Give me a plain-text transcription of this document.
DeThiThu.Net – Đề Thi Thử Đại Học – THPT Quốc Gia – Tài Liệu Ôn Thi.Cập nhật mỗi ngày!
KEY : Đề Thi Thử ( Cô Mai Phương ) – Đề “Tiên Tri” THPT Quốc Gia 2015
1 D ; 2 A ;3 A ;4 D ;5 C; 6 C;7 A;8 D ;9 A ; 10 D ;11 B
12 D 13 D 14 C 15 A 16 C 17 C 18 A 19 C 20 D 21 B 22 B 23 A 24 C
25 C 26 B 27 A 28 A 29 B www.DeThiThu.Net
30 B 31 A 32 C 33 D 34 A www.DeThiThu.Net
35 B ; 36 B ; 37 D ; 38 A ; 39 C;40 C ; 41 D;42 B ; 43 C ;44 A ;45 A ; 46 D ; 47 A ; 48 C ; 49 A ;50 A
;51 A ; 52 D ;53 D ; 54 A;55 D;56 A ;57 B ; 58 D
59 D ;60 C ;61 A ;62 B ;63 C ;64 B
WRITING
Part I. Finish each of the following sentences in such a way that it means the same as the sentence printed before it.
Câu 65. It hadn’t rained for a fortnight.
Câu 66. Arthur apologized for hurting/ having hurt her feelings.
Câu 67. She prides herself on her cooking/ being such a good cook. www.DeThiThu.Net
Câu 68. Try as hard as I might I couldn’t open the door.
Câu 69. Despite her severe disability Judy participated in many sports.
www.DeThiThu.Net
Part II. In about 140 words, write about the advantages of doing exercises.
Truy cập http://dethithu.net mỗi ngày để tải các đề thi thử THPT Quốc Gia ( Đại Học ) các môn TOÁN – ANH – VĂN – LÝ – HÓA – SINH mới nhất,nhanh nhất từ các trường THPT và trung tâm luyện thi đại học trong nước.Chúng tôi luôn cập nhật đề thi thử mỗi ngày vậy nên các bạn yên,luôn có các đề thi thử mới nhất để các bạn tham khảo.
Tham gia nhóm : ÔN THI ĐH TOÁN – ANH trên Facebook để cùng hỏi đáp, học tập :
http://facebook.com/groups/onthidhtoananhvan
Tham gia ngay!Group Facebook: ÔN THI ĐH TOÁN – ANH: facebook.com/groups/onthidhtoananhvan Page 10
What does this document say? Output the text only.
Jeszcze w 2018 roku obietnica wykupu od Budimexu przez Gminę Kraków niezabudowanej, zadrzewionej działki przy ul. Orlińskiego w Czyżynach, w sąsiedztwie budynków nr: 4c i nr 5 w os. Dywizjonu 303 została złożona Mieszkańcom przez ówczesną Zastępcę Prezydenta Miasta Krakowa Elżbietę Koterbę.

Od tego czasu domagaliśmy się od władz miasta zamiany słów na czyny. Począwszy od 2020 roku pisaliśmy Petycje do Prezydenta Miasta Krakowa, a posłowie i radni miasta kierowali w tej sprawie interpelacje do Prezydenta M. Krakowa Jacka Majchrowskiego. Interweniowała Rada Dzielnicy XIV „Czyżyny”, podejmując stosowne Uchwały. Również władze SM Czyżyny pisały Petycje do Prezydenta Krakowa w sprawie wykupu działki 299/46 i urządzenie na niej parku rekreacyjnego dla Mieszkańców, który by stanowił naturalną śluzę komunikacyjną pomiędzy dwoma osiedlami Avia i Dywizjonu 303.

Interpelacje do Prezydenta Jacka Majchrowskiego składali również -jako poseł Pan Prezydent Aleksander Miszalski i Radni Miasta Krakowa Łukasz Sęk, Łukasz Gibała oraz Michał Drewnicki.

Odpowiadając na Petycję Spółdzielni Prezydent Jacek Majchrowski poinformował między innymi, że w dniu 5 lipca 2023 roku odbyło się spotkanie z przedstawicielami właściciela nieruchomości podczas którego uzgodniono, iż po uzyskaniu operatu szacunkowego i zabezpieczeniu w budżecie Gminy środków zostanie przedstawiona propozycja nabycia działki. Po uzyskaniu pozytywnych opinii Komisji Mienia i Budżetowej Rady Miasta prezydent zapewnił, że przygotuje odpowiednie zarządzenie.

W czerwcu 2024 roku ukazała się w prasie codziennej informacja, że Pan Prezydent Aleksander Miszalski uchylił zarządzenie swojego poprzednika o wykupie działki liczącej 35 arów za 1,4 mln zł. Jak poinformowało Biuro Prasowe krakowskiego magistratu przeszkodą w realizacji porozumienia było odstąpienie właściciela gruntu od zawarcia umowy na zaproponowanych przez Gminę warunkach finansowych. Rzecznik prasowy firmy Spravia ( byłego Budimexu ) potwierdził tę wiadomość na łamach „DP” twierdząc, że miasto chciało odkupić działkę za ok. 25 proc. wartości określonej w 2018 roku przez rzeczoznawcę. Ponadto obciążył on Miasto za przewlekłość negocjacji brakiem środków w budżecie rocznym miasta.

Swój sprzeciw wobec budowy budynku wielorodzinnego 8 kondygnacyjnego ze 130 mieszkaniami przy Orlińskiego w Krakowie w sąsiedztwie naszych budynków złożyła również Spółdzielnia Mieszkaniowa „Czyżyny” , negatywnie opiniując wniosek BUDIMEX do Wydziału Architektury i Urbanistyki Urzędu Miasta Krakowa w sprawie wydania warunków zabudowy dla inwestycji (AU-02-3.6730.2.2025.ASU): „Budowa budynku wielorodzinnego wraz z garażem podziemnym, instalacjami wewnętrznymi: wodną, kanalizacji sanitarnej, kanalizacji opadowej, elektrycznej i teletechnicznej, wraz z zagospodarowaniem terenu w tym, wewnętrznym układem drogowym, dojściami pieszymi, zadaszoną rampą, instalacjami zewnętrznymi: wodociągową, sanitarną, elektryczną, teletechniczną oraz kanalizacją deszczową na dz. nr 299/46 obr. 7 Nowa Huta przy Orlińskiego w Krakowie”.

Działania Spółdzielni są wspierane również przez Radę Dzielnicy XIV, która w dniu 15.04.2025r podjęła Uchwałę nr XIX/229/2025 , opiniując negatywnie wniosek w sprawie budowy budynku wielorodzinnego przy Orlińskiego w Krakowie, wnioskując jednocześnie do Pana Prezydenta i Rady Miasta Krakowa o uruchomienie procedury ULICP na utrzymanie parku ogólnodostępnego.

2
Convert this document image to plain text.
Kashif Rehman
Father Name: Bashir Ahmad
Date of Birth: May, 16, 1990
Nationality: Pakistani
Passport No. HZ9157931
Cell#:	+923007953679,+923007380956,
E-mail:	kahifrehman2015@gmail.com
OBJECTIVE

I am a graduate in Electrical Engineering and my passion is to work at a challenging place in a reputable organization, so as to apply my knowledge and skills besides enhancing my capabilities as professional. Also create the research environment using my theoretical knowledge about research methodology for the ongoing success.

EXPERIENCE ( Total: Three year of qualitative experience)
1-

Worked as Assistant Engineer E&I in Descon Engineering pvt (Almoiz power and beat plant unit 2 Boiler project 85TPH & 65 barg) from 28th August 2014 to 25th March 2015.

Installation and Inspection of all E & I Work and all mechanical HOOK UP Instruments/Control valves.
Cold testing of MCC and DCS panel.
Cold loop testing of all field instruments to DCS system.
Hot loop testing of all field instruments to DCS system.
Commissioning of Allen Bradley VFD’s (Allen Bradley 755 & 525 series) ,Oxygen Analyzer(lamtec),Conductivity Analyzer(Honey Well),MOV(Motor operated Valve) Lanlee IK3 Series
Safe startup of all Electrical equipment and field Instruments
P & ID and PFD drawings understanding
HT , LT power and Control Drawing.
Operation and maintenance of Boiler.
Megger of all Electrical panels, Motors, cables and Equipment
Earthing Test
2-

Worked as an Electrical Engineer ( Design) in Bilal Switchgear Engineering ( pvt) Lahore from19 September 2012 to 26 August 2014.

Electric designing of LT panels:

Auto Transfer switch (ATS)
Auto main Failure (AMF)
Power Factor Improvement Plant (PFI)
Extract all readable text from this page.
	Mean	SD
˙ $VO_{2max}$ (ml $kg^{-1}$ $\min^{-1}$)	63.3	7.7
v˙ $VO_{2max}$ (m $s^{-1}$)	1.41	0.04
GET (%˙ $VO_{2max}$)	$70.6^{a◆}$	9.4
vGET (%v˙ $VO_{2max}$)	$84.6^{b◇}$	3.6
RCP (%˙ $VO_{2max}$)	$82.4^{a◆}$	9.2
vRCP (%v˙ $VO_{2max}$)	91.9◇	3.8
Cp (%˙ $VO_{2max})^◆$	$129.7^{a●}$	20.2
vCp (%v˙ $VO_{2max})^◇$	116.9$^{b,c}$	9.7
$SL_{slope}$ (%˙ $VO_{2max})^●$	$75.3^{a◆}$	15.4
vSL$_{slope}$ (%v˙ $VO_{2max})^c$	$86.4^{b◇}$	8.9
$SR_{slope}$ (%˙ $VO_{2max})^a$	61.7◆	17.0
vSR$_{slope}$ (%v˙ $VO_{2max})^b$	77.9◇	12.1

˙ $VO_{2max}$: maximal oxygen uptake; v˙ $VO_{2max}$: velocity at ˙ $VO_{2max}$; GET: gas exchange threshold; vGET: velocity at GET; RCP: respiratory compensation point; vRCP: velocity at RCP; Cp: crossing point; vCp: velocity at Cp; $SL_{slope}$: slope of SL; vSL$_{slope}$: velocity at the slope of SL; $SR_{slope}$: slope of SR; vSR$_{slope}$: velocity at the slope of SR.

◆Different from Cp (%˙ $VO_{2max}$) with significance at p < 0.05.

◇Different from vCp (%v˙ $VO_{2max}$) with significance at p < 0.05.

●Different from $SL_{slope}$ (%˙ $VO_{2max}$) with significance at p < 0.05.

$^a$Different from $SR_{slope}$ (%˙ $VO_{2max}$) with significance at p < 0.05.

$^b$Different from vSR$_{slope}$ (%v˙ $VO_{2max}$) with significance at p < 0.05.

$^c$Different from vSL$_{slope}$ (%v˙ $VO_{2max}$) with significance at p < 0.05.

_ _ _

WORK TO COMPLETE> Your reply is one number: how many lines of the records above contain the word "ngày".

ANSWER TO THIS EXERCISE> 2